#### TASK PROMPT
Select all lines holding the word "than" from the entries that follow.

(Extracted records)
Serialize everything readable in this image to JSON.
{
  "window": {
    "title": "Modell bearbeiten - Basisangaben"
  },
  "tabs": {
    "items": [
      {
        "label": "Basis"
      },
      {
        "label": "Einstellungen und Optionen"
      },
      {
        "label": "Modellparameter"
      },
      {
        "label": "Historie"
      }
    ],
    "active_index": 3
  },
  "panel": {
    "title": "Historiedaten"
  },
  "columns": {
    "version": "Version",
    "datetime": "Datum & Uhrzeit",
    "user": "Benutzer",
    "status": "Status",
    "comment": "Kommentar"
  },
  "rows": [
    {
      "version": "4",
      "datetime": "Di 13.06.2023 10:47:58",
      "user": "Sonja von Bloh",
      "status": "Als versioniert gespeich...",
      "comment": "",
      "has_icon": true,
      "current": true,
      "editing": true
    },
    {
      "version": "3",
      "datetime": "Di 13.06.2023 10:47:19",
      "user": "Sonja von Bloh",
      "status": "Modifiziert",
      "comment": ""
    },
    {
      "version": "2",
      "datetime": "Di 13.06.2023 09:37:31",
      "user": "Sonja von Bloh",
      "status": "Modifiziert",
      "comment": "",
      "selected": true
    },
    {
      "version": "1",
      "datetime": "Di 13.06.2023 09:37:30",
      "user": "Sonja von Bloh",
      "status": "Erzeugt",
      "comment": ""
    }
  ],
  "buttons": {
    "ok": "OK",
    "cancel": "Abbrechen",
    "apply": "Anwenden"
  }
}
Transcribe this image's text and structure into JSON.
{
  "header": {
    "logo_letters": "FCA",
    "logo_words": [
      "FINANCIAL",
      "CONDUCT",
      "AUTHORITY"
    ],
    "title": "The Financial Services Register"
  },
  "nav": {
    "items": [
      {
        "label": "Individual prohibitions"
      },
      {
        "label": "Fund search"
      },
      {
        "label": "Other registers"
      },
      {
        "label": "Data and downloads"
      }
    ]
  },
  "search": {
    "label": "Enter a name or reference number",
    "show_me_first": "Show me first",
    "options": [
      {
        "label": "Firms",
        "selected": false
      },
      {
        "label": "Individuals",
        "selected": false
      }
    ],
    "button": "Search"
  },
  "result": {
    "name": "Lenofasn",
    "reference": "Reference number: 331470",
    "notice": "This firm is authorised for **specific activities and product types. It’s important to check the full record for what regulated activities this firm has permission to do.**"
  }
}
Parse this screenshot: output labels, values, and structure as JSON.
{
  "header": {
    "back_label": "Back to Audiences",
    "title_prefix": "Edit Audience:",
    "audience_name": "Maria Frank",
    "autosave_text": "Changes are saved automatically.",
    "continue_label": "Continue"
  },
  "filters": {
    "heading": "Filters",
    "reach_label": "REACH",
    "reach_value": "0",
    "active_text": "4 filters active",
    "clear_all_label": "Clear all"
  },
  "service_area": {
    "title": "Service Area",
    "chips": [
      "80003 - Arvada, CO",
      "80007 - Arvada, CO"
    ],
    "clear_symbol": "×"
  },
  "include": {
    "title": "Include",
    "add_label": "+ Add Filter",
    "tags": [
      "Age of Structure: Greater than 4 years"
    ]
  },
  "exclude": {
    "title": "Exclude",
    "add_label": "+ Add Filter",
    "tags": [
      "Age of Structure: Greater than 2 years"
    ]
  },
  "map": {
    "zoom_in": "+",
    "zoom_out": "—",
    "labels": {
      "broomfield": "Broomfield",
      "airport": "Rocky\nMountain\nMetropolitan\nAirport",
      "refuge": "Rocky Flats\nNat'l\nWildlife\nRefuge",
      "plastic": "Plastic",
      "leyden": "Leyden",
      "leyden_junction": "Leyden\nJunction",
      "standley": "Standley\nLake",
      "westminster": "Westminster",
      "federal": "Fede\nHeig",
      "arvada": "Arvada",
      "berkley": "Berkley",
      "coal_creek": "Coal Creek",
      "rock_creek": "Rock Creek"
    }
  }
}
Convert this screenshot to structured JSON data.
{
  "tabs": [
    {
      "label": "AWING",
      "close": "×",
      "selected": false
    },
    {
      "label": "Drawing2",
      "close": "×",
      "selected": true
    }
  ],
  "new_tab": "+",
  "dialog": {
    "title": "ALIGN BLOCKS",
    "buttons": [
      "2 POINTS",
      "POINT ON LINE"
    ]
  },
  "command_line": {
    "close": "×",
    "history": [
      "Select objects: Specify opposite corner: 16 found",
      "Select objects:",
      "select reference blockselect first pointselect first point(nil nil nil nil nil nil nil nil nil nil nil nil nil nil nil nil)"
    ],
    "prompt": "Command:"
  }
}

#### WRITTEN ANSWER
      "Age of Structure: Greater than 4 years"
      "Age of Structure: Greater than 2 years"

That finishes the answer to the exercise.